> **WORK REQUIRED**: Go over the entries below line by line, copying each one that contains the word "this".

---*---

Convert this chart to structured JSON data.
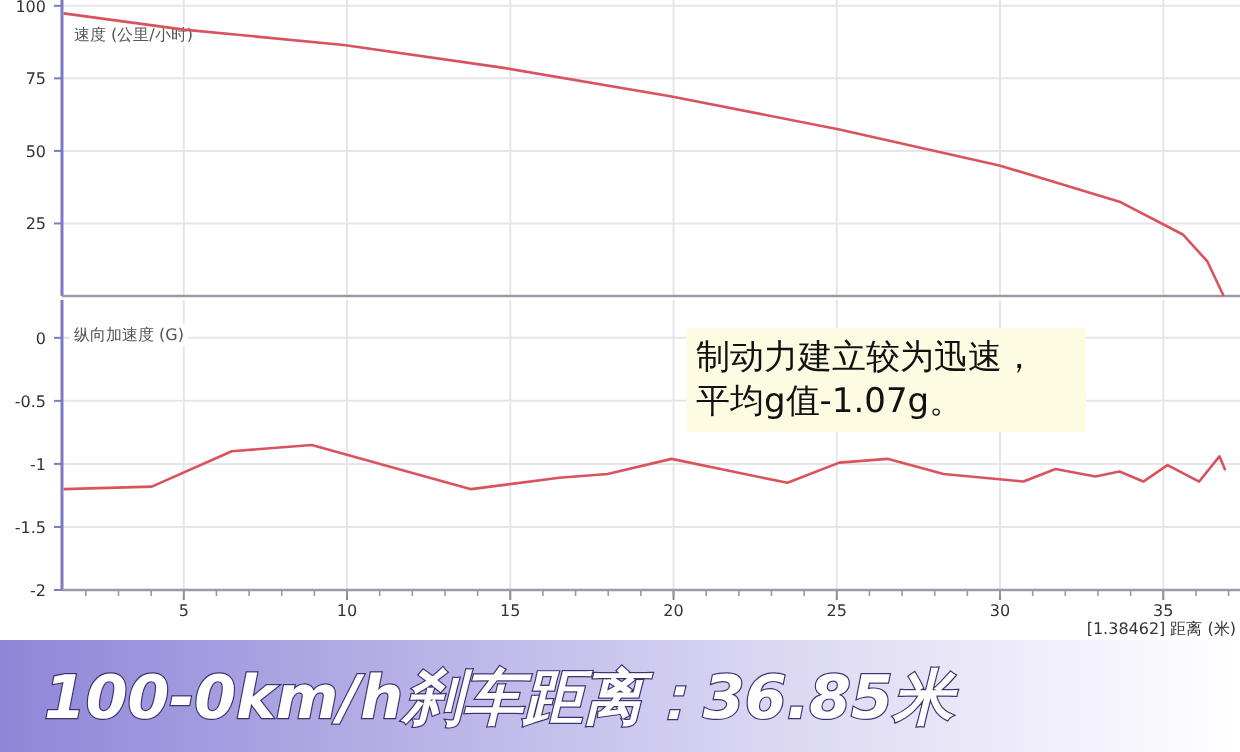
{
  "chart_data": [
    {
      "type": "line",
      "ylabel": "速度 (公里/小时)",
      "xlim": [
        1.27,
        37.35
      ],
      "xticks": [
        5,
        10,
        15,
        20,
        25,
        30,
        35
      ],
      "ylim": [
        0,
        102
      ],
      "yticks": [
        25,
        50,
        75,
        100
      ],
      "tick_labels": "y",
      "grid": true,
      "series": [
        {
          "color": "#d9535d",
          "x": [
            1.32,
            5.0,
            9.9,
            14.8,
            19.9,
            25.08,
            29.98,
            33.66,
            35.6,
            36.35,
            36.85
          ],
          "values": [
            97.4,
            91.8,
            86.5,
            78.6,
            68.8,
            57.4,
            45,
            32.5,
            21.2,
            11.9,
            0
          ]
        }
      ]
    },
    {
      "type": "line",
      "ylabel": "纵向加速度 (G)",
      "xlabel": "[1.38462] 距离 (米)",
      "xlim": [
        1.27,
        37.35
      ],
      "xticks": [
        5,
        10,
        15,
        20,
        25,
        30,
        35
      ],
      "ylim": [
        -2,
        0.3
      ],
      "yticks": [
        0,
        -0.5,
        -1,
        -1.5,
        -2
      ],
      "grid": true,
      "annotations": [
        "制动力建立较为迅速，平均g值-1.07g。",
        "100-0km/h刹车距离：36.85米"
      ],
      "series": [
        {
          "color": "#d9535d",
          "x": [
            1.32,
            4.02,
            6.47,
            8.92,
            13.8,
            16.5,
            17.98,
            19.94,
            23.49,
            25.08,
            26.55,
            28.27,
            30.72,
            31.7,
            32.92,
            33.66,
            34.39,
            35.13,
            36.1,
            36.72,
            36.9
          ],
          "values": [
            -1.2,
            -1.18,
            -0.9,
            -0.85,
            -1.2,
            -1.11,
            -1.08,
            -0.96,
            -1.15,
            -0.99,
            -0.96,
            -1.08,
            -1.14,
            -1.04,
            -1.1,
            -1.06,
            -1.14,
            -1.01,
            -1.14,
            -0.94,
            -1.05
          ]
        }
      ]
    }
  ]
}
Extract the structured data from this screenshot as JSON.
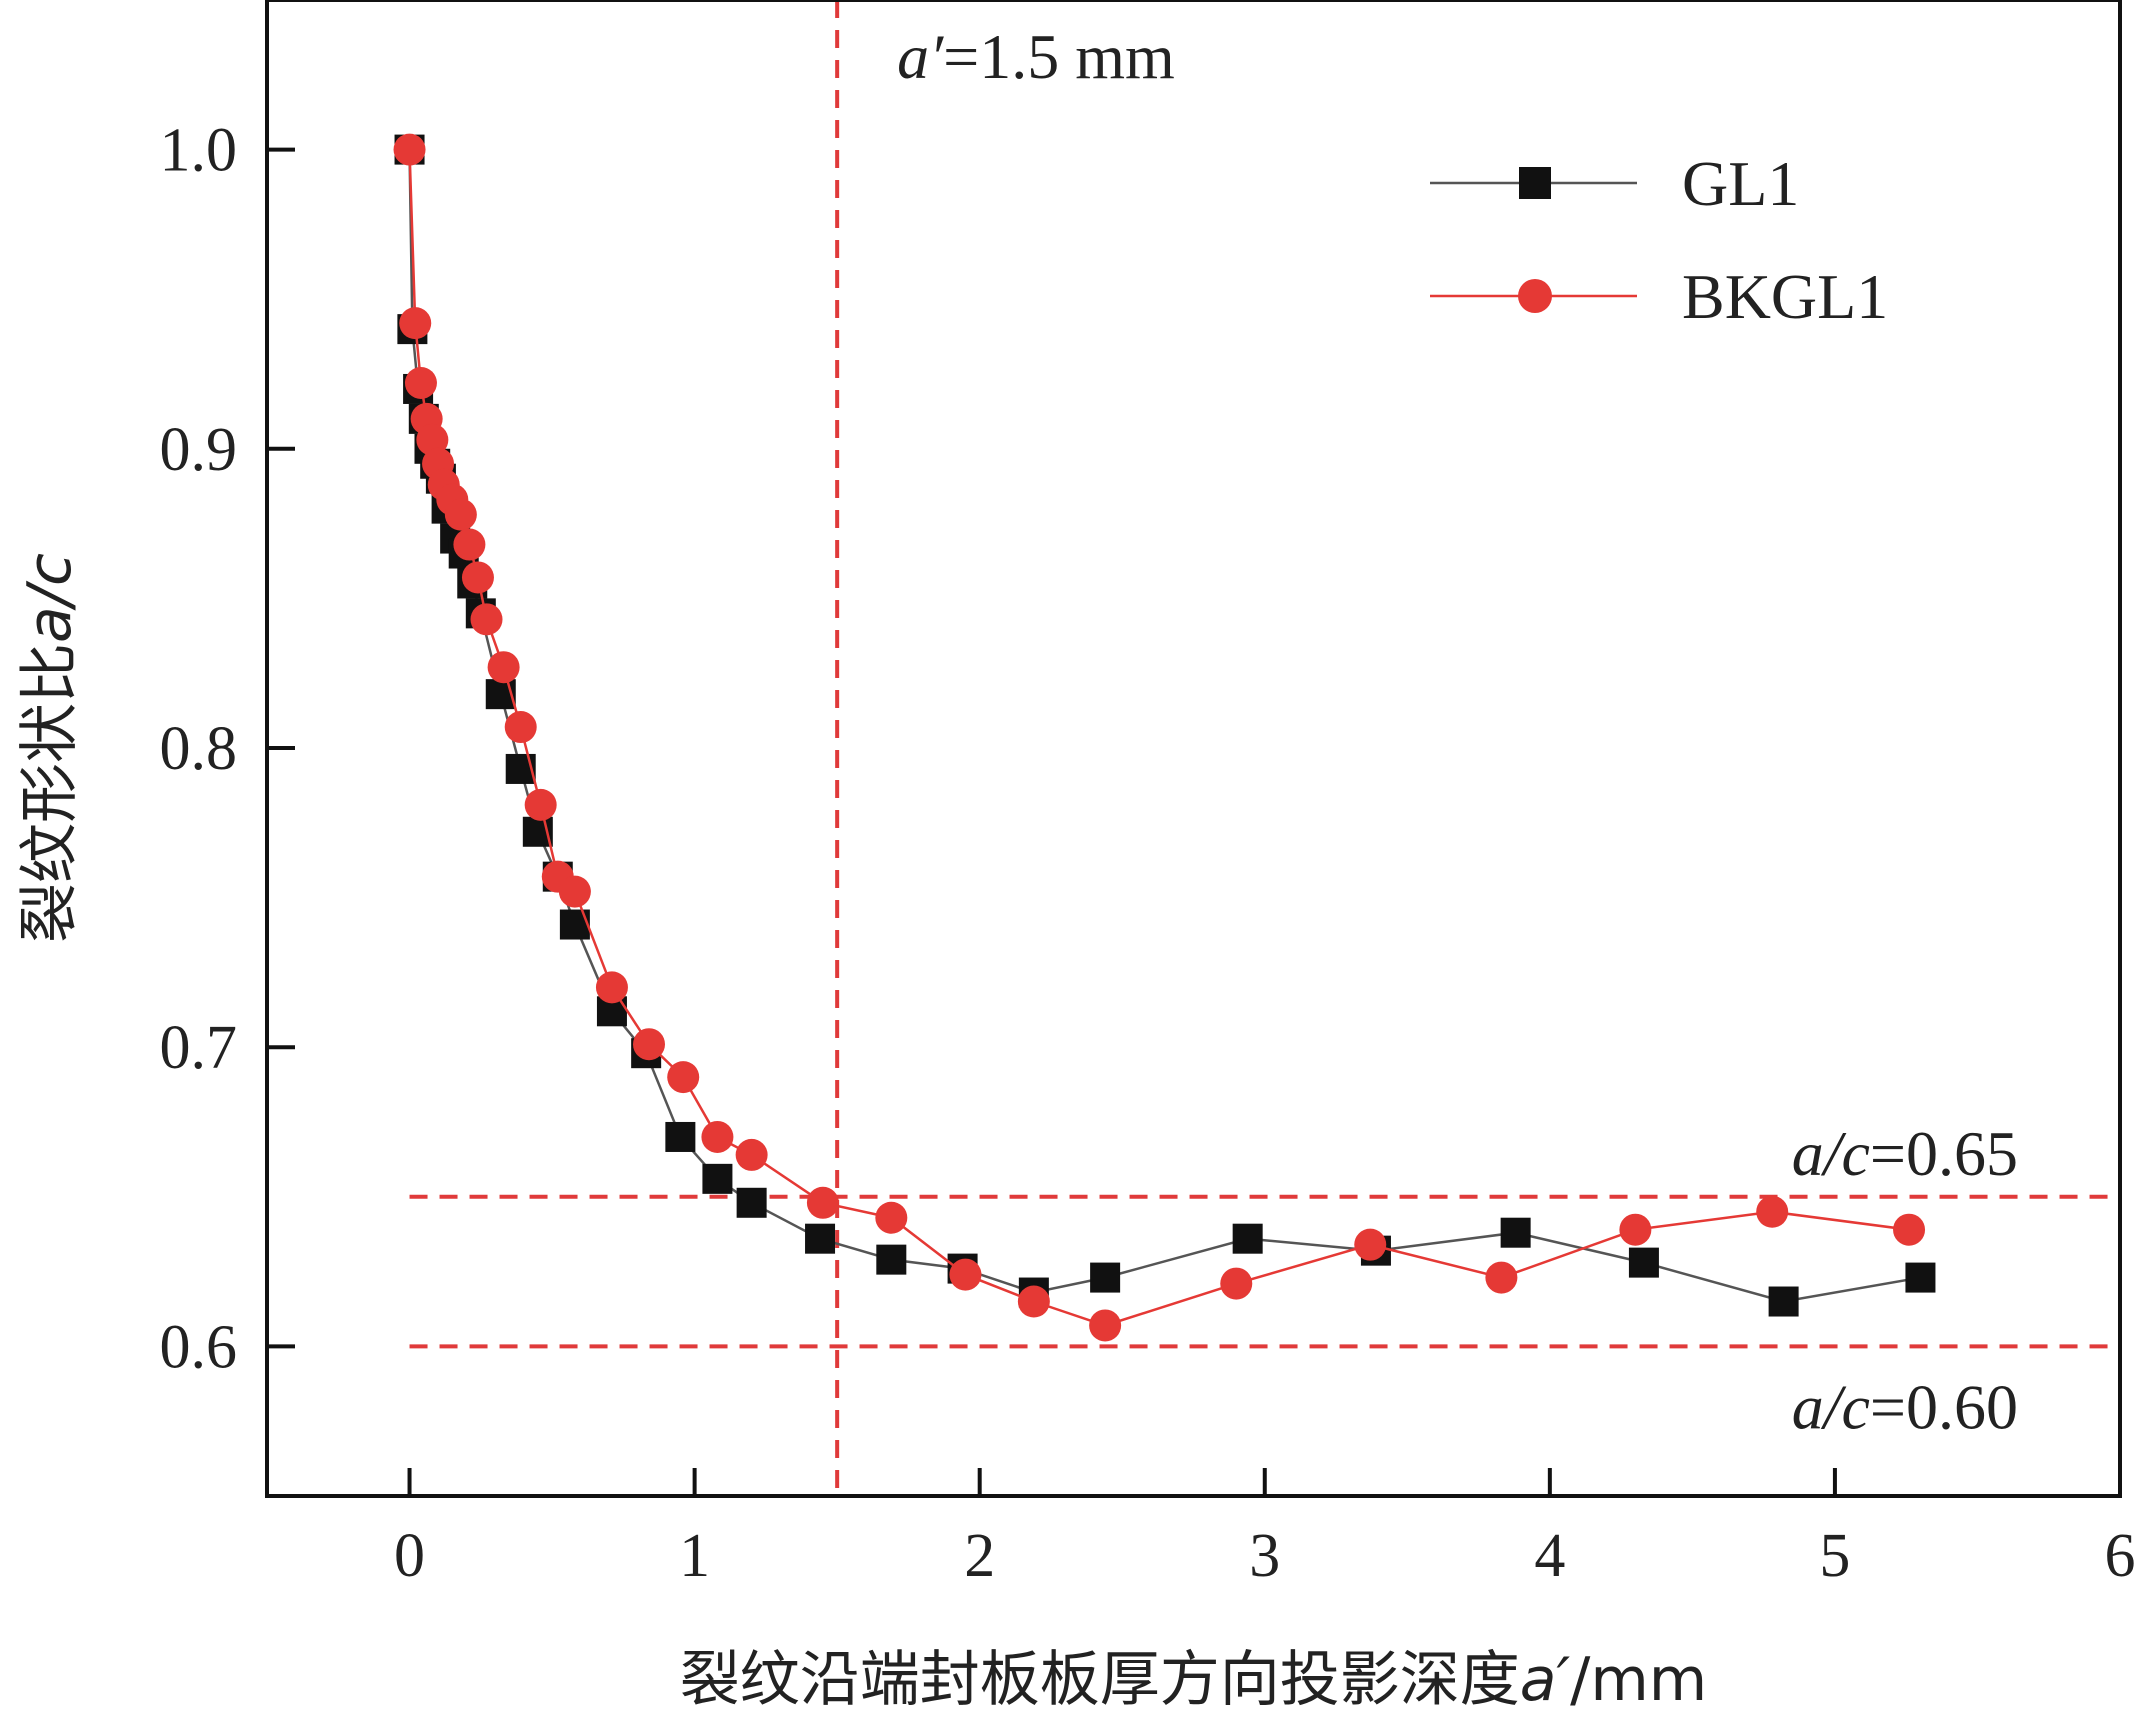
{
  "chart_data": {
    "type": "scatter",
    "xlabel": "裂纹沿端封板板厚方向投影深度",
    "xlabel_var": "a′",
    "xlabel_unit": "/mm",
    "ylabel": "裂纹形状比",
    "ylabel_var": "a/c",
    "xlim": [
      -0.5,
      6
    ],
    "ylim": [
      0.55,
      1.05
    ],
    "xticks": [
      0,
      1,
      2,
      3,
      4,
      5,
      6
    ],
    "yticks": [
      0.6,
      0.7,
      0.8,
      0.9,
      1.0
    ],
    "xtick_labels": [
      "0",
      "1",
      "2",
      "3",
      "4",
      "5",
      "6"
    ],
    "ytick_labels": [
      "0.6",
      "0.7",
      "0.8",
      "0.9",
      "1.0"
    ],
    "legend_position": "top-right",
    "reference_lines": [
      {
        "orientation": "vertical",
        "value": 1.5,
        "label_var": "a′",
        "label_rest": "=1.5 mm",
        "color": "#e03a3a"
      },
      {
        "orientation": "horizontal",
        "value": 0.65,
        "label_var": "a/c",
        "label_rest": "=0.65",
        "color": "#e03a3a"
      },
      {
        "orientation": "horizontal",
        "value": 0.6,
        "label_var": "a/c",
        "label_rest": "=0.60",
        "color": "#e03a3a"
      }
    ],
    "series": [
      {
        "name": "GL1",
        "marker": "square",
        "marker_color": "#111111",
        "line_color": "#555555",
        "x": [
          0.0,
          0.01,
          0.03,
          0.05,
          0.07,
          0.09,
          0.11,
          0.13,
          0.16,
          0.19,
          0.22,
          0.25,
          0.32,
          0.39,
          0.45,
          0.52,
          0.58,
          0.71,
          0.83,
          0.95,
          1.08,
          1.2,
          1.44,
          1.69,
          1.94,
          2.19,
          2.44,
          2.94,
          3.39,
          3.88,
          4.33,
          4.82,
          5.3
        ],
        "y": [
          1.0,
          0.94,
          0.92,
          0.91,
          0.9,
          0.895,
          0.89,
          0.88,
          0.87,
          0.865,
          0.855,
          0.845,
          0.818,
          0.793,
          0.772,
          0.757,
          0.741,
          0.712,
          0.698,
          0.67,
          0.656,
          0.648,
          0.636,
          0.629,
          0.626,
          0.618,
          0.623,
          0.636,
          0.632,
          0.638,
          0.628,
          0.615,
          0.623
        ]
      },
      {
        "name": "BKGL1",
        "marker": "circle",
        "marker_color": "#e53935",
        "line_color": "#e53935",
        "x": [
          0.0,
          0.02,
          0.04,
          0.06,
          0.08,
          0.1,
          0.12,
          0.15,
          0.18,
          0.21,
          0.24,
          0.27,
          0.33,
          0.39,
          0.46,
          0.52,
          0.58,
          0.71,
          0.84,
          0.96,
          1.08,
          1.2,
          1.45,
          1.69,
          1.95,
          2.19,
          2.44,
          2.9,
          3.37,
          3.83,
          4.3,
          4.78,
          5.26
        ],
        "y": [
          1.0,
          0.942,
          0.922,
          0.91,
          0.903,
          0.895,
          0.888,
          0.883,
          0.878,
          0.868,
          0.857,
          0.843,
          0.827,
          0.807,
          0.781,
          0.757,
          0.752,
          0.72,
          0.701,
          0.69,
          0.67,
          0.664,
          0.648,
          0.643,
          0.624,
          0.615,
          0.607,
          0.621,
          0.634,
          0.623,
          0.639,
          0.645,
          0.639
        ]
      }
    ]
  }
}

---*---

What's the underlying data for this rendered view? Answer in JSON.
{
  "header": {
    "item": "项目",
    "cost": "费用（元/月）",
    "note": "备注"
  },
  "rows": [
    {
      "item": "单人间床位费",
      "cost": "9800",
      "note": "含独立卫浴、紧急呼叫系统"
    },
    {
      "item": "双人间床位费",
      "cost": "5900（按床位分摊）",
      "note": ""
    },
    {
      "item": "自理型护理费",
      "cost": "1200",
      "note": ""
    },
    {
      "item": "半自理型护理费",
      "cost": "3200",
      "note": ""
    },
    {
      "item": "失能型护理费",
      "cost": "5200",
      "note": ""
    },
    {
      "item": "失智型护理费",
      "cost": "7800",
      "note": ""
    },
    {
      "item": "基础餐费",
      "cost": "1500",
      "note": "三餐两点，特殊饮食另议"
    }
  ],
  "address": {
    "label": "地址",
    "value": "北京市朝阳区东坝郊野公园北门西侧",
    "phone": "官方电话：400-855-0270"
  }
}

---*---

> **RESULT BELOW**:
Convert this chart to structured JSON data.
Extract the structured data from this screenshot as JSON.
What's the underlying data for this rendered view? Answer in JSON.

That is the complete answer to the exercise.